What's needed is an exact copy of all the data below, without pictures.

(Exercise materials Opens)

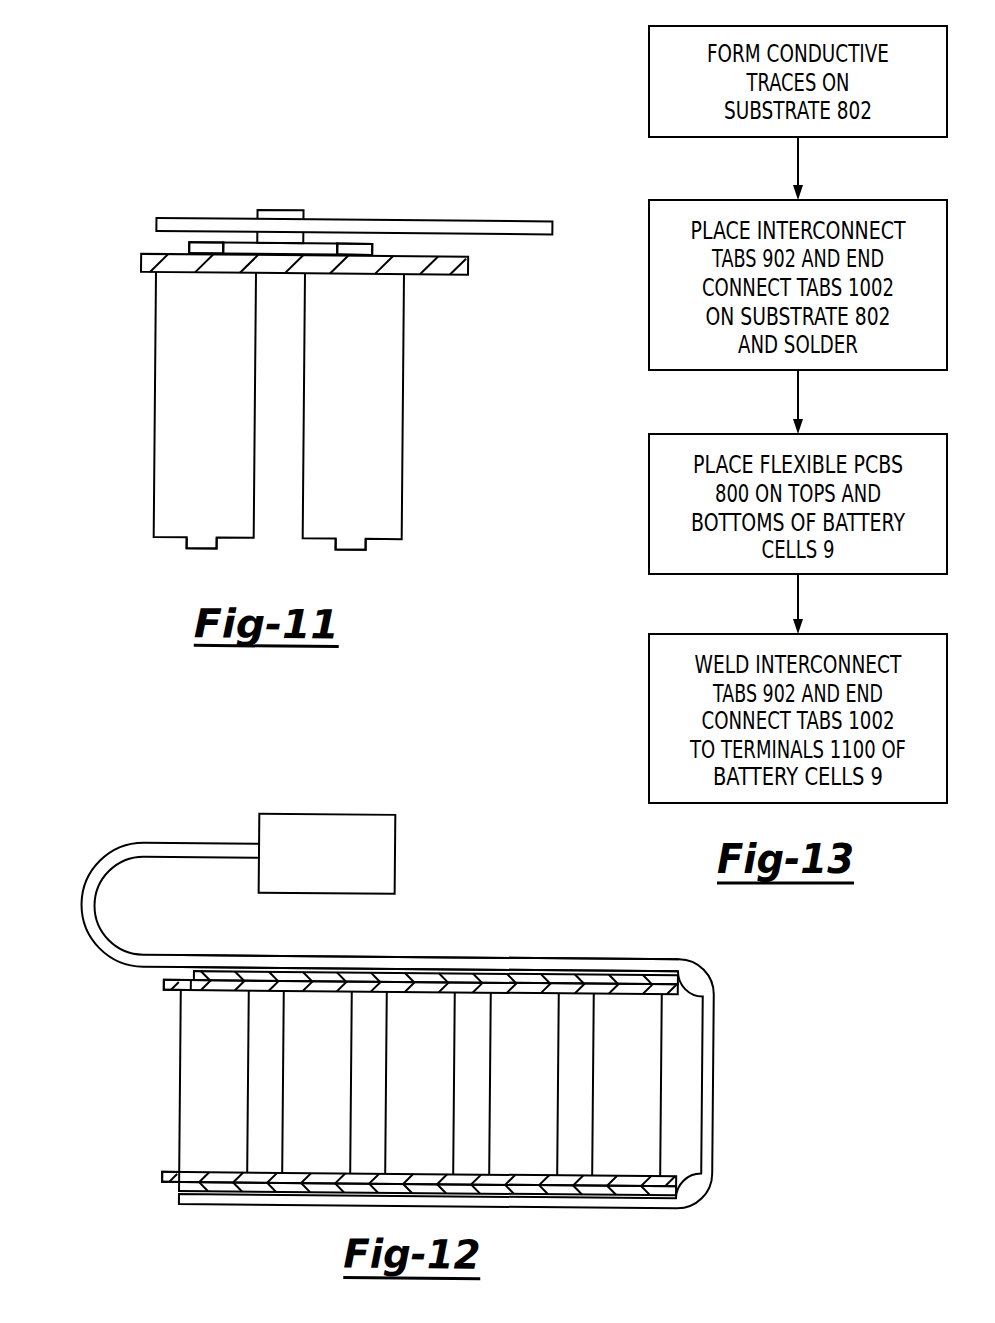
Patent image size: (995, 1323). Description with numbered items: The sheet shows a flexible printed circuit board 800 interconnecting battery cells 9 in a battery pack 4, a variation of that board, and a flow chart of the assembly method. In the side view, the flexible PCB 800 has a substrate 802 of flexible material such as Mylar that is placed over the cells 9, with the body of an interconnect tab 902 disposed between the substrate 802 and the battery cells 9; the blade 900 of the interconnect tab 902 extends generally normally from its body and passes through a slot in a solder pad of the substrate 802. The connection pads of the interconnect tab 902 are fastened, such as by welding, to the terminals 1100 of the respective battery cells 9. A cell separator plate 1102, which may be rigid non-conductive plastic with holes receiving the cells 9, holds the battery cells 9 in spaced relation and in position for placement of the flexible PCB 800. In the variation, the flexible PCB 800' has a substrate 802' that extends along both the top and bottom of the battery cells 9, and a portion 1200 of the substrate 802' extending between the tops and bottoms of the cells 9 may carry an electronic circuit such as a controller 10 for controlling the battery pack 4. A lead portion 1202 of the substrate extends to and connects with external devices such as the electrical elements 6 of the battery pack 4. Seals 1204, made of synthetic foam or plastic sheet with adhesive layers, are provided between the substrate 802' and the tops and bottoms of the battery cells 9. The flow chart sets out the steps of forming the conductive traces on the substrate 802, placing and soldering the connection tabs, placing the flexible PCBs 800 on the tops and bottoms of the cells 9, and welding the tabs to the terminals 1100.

In FIG. 12, the battery pack 4 is at (433, 1040).
In FIG. 12, the electrical elements 6 is at (337, 869).
In FIG. 11, the battery cells 9 is at (217, 398).
In FIG. 12, the battery cells 9 is at (639, 1095).
In FIG. 12, the controller 10 is at (438, 1062).
In FIG. 11, the flexible printed circuit board 800 is at (354, 179).
In FIG. 12, the flexible printed circuit board 800' is at (430, 908).
In FIG. 11, the substrate 802 is at (354, 197).
In FIG. 12, the substrate 802' is at (430, 916).
In FIG. 11, the blade 900 is at (283, 208).
In FIG. 11, the interconnect tab 902 is at (240, 249).
In FIG. 11, the terminal 1100 is at (190, 248).
In FIG. 11, the cell separator plate 1102 is at (453, 261).
In FIG. 12, the cell separator plate 1102 is at (190, 983).
In FIG. 12, the portion of substrate 1200 is at (715, 1032).
In FIG. 12, the lead portion 1202 is at (119, 849).
In FIG. 12, the seals 1204 is at (215, 975).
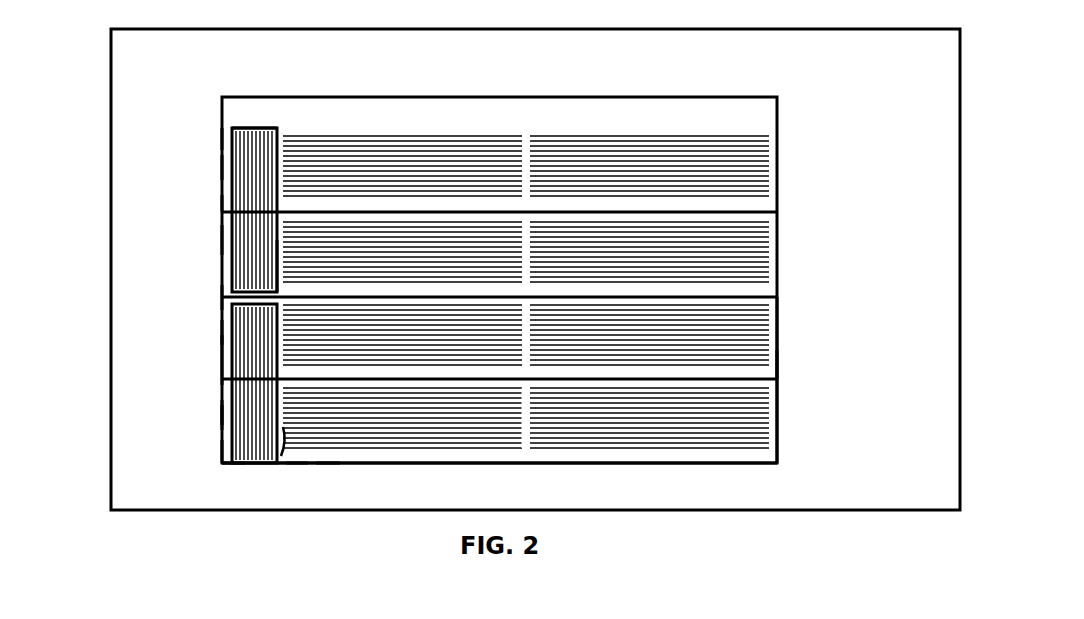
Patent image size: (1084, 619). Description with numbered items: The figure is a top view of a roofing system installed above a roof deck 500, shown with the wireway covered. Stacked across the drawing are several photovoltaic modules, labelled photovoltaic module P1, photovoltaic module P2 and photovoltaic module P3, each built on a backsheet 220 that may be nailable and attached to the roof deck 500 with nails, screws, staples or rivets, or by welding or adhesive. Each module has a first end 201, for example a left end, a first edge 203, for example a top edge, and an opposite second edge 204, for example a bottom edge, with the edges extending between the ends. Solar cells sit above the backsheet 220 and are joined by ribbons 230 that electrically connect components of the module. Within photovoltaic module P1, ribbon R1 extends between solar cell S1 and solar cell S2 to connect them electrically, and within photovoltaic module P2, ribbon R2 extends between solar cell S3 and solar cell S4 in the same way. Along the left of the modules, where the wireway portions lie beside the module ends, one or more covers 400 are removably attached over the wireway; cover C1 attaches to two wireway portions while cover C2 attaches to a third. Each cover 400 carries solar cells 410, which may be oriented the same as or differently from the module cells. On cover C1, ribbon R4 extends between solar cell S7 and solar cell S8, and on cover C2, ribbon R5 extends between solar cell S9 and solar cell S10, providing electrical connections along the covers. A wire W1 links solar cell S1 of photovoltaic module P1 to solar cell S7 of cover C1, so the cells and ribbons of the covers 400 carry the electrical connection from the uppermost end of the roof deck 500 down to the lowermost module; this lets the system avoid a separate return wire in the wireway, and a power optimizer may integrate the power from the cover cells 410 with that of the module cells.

The roof deck 500 is at (690, 67).
The backsheet 220 is at (538, 260).
The ribbon 230 is at (426, 118).
The cover 400 is at (298, 167).
The solar cell 410 is at (199, 387).
The first end 201 is at (173, 406).
The first edge 203 is at (553, 443).
The second edge 204 is at (819, 362).
The photovoltaic module P1 is at (558, 434).
The photovoltaic module P2 is at (541, 332).
The photovoltaic module P3 is at (553, 254).
The ribbon R1 is at (176, 342).
The ribbon R2 is at (224, 266).
The ribbon R4 is at (168, 493).
The ribbon R5 is at (213, 82).
The solar cell S1 is at (317, 521).
The solar cell S2 is at (379, 511).
The solar cell S3 is at (173, 289).
The solar cell S4 is at (172, 192).
The solar cell S7 is at (137, 424).
The solar cell S8 is at (137, 321).
The solar cell S9 is at (137, 226).
The solar cell S10 is at (137, 115).
The cover C1 is at (145, 367).
The cover C2 is at (139, 155).
The wire W1 is at (218, 510).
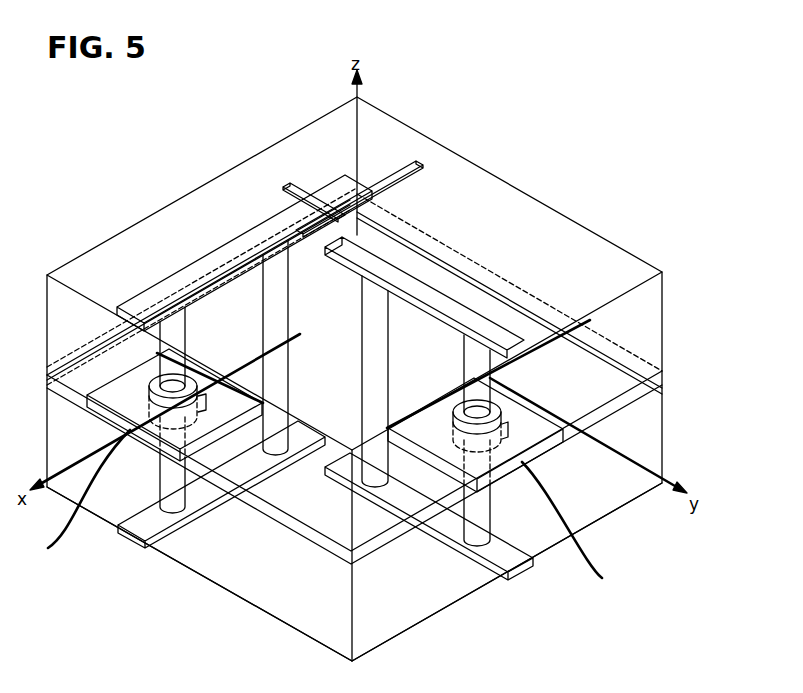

(Exercise materials Closes)

-- Task answer --
Patent image size: (995, 1323). Description with numbered items: The sheet shows a flexible printed circuit board 800 interconnecting battery cells 9 in a battery pack 4, a variation of that board, and a flow chart of the assembly method. In the side view, the flexible PCB 800 has a substrate 802 of flexible material such as Mylar that is placed over the cells 9, with the body of an interconnect tab 902 disposed between the substrate 802 and the battery cells 9; the blade 900 of the interconnect tab 902 extends generally normally from its body and passes through a slot in a solder pad of the substrate 802. The connection pads of the interconnect tab 902 are fastened, such as by welding, to the terminals 1100 of the respective battery cells 9. A cell separator plate 1102, which may be rigid non-conductive plastic with holes receiving the cells 9, holds the battery cells 9 in spaced relation and in position for placement of the flexible PCB 800. In the variation, the flexible PCB 800' has a substrate 802' that extends along both the top and bottom of the battery cells 9, and a portion 1200 of the substrate 802' extending between the tops and bottoms of the cells 9 may carry an electronic circuit such as a controller 10 for controlling the battery pack 4. A lead portion 1202 of the substrate extends to and connects with external devices such as the electrical elements 6 of the battery pack 4. Seals 1204, made of synthetic foam or plastic sheet with adhesive layers, are provided between the substrate 802' and the tops and bottoms of the battery cells 9. The flow chart sets out the steps of forming the conductive traces on the substrate 802, placing and soldering the connection tabs, placing the flexible PCBs 800 on the tops and bottoms of the cells 9, and welding the tabs to the terminals 1100.

In FIG. 12, the battery pack 4 is at (433, 1040).
In FIG. 12, the electrical elements 6 is at (337, 869).
In FIG. 11, the battery cells 9 is at (217, 398).
In FIG. 12, the battery cells 9 is at (639, 1095).
In FIG. 12, the controller 10 is at (438, 1062).
In FIG. 11, the flexible printed circuit board 800 is at (354, 179).
In FIG. 12, the flexible printed circuit board 800' is at (430, 908).
In FIG. 11, the substrate 802 is at (354, 197).
In FIG. 12, the substrate 802' is at (430, 916).
In FIG. 11, the blade 900 is at (283, 208).
In FIG. 11, the interconnect tab 902 is at (240, 249).
In FIG. 11, the terminal 1100 is at (190, 248).
In FIG. 11, the cell separator plate 1102 is at (453, 261).
In FIG. 12, the cell separator plate 1102 is at (190, 983).
In FIG. 12, the portion of substrate 1200 is at (715, 1032).
In FIG. 12, the lead portion 1202 is at (119, 849).
In FIG. 12, the seals 1204 is at (215, 975).
Patent image size: (1084, 619). Description with numbered items: The figure is a top view of a roofing system installed above a roof deck 500, shown with the wireway covered. Stacked across the drawing are several photovoltaic modules, labelled photovoltaic module P1, photovoltaic module P2 and photovoltaic module P3, each built on a backsheet 220 that may be nailable and attached to the roof deck 500 with nails, screws, staples or rivets, or by welding or adhesive. Each module has a first end 201, for example a left end, a first edge 203, for example a top edge, and an opposite second edge 204, for example a bottom edge, with the edges extending between the ends. Solar cells sit above the backsheet 220 and are joined by ribbons 230 that electrically connect components of the module. Within photovoltaic module P1, ribbon R1 extends between solar cell S1 and solar cell S2 to connect them electrically, and within photovoltaic module P2, ribbon R2 extends between solar cell S3 and solar cell S4 in the same way. Along the left of the modules, where the wireway portions lie beside the module ends, one or more covers 400 are removably attached over the wireway; cover C1 attaches to two wireway portions while cover C2 attaches to a third. Each cover 400 carries solar cells 410, which may be oriented the same as or differently from the module cells. On cover C1, ribbon R4 extends between solar cell S7 and solar cell S8, and on cover C2, ribbon R5 extends between solar cell S9 and solar cell S10, providing electrical connections along the covers. A wire W1 links solar cell S1 of photovoltaic module P1 to solar cell S7 of cover C1, so the cells and ribbons of the covers 400 carry the electrical connection from the uppermost end of the roof deck 500 down to the lowermost module; this lets the system avoid a separate return wire in the wireway, and a power optimizer may integrate the power from the cover cells 410 with that of the module cells.

The roof deck 500 is at (690, 67).
The backsheet 220 is at (538, 260).
The ribbon 230 is at (426, 118).
The cover 400 is at (298, 167).
The solar cell 410 is at (199, 387).
The first end 201 is at (173, 406).
The first edge 203 is at (553, 443).
The second edge 204 is at (819, 362).
The photovoltaic module P1 is at (558, 434).
The photovoltaic module P2 is at (541, 332).
The photovoltaic module P3 is at (553, 254).
The ribbon R1 is at (176, 342).
The ribbon R2 is at (224, 266).
The ribbon R4 is at (168, 493).
The ribbon R5 is at (213, 82).
The solar cell S1 is at (317, 521).
The solar cell S2 is at (379, 511).
The solar cell S3 is at (173, 289).
The solar cell S4 is at (172, 192).
The solar cell S7 is at (137, 424).
The solar cell S8 is at (137, 321).
The solar cell S9 is at (137, 226).
The solar cell S10 is at (137, 115).
The cover C1 is at (145, 367).
The cover C2 is at (139, 155).
The wire W1 is at (218, 510).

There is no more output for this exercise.